↓
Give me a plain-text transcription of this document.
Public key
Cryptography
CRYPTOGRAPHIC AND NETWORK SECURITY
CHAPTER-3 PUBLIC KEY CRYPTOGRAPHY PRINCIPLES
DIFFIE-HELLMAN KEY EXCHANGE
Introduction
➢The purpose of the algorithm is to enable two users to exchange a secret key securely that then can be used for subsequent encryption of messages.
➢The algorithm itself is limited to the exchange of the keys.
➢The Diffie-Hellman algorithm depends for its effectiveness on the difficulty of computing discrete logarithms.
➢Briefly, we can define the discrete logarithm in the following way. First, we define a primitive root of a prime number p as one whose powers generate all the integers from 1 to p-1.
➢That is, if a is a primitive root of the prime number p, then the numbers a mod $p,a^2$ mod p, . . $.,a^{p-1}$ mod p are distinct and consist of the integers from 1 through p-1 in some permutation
↑
What you need to do
Restate the listing above word for word.

Expected output
Give me a plain-text transcription of this document.
Public key
Cryptography
CRYPTOGRAPHIC AND NETWORK SECURITY
CHAPTER-3 PUBLIC KEY CRYPTOGRAPHY PRINCIPLES
DIFFIE-HELLMAN KEY EXCHANGE
Introduction
➢The purpose of the algorithm is to enable two users to exchange a secret key securely that then can be used for subsequent encryption of messages.
➢The algorithm itself is limited to the exchange of the keys.
➢The Diffie-Hellman algorithm depends for its effectiveness on the difficulty of computing discrete logarithms.
➢Briefly, we can define the discrete logarithm in the following way. First, we define a primitive root of a prime number p as one whose powers generate all the integers from 1 to p-1.
➢That is, if a is a primitive root of the prime number p, then the numbers a mod $p,a^2$ mod p, . . $.,a^{p-1}$ mod p are distinct and consist of the integers from 1 through p-1 in some permutation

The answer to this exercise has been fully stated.